[Start Given information]
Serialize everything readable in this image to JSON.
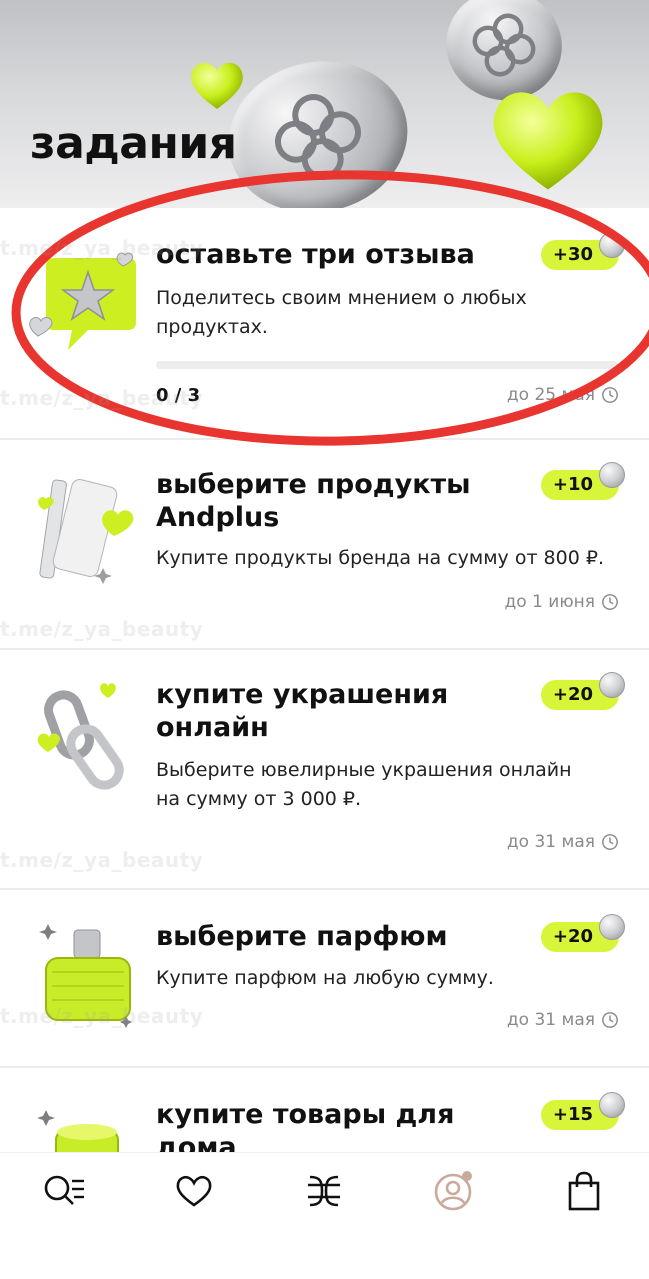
{
  "header": {
    "title": "задания"
  },
  "watermark": {
    "text": "t.me/z_ya_beauty"
  },
  "tasks": [
    {
      "title": "оставьте три отзыва",
      "description": "Поделитесь своим мнением о любых продуктах.",
      "reward": "+30",
      "progress_text": "0 / 3",
      "progress": 0,
      "deadline": "до 25 мая",
      "icon": "speech-bubble-star-icon"
    },
    {
      "title": "выберите продукты Andplus",
      "description": "Купите продукты бренда на сумму от 800 ₽.",
      "reward": "+10",
      "deadline": "до 1 июня",
      "icon": "cosmetics-tube-icon"
    },
    {
      "title": "купите украшения онлайн",
      "description": "Выберите ювелирные украшения онлайн на сумму от 3 000 ₽.",
      "reward": "+20",
      "deadline": "до 31 мая",
      "icon": "chain-links-icon"
    },
    {
      "title": "выберите парфюм",
      "description": "Купите парфюм на любую сумму.",
      "reward": "+20",
      "deadline": "до 31 мая",
      "icon": "perfume-bottle-icon"
    },
    {
      "title": "купите товары для дома",
      "description": "",
      "reward": "+15",
      "deadline": "",
      "icon": "candle-icon"
    }
  ],
  "tabbar": [
    {
      "name": "search",
      "icon": "search-catalog-icon",
      "active": false
    },
    {
      "name": "favorites",
      "icon": "heart-icon",
      "active": false
    },
    {
      "name": "brands",
      "icon": "brand-logo-icon",
      "active": false
    },
    {
      "name": "profile",
      "icon": "profile-icon",
      "active": true
    },
    {
      "name": "cart",
      "icon": "shopping-bag-icon",
      "active": false
    }
  ],
  "colors": {
    "accent": "#d9f53a",
    "annotation": "#e8352f",
    "active_tab": "#c9a99a"
  }
}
[End Given information]
Work to complete »
Pick out and copy the lines of the entries that hold the string "description".

Result »
      "description": "Поделитесь своим мнением о любых продуктах.",
      "description": "Купите продукты бренда на сумму от 800 ₽.",
      "description": "Выберите ювелирные украшения онлайн на сумму от 3 000 ₽.",
      "description": "Купите парфюм на любую сумму.",
      "description": "",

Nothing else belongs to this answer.